>> begin RAW RECORDS

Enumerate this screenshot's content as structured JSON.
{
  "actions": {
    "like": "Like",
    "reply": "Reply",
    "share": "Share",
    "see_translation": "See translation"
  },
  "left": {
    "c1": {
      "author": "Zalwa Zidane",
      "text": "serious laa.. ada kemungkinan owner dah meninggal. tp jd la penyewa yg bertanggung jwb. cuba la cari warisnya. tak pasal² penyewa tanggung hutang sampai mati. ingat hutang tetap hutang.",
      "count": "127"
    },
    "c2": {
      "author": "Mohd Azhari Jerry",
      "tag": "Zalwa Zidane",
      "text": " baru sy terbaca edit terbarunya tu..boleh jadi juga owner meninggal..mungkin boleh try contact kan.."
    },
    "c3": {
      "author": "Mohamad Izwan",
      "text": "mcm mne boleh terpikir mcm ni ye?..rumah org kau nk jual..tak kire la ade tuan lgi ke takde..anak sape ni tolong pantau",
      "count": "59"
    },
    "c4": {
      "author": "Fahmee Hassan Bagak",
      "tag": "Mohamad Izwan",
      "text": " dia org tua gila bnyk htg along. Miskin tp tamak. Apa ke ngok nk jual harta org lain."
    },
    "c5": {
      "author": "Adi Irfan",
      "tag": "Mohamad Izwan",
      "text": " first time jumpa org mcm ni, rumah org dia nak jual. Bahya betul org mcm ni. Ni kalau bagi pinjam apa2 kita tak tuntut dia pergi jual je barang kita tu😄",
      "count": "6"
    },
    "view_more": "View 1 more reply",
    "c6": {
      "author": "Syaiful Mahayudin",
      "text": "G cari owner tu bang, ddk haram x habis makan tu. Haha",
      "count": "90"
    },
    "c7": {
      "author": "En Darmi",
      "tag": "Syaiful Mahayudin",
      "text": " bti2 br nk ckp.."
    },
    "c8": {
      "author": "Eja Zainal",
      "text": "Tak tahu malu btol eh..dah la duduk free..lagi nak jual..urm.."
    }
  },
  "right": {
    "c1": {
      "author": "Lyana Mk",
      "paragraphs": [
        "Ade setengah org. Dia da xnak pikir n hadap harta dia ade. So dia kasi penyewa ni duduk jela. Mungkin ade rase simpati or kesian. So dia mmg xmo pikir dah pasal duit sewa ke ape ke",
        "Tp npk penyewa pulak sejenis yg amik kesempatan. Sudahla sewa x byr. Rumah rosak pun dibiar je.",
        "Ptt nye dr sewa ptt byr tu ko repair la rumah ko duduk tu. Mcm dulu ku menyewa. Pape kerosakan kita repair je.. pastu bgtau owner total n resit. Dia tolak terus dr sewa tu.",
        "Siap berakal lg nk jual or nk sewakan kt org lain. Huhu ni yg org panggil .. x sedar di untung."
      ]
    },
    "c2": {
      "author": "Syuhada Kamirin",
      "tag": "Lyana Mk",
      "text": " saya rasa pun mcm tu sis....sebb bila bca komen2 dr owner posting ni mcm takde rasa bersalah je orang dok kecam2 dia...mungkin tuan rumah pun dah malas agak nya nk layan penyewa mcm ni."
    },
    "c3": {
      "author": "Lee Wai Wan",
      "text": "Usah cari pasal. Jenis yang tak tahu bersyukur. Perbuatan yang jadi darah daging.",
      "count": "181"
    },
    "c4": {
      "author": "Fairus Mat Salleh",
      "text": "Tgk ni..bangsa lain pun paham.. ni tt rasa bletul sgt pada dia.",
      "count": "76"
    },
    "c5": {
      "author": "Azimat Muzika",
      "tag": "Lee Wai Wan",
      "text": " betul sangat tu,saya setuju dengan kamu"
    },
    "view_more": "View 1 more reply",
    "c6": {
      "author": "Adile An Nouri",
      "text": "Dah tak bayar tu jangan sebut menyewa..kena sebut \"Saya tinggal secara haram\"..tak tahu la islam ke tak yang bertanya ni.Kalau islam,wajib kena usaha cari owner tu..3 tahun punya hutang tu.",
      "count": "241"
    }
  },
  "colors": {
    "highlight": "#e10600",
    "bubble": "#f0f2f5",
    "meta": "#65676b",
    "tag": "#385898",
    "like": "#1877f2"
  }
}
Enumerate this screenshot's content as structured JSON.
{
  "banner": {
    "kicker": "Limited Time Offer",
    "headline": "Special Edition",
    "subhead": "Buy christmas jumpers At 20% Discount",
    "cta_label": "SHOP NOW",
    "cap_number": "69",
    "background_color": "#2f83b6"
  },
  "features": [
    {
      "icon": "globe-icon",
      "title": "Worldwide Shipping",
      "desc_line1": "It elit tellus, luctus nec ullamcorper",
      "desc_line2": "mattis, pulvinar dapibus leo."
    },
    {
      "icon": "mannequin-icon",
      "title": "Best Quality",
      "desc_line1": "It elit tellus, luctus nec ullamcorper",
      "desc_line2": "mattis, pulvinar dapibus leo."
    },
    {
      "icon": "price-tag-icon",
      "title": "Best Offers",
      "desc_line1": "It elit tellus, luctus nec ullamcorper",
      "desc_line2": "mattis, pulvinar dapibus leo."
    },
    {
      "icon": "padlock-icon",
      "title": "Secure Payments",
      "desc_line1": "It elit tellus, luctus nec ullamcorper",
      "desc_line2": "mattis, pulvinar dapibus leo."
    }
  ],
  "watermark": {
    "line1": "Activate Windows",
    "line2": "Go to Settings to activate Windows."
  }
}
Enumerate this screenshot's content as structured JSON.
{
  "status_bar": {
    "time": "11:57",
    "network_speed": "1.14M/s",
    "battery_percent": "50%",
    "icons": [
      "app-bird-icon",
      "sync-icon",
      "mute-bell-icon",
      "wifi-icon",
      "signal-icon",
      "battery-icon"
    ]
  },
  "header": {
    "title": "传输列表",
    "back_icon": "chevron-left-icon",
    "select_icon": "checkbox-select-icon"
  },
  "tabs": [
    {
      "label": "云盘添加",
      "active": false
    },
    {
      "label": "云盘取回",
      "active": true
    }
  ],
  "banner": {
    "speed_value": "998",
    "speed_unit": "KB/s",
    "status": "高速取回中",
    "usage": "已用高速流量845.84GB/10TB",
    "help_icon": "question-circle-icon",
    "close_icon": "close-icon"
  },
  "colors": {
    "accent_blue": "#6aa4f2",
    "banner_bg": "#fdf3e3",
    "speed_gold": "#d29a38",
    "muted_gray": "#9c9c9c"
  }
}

>> end RAW RECORDS

EXERCISE GOAL: In the listing, find each line with the string "Windows" and copy it.

TASK RESULT:
    "line1": "Activate Windows",
    "line2": "Go to Settings to activate Windows."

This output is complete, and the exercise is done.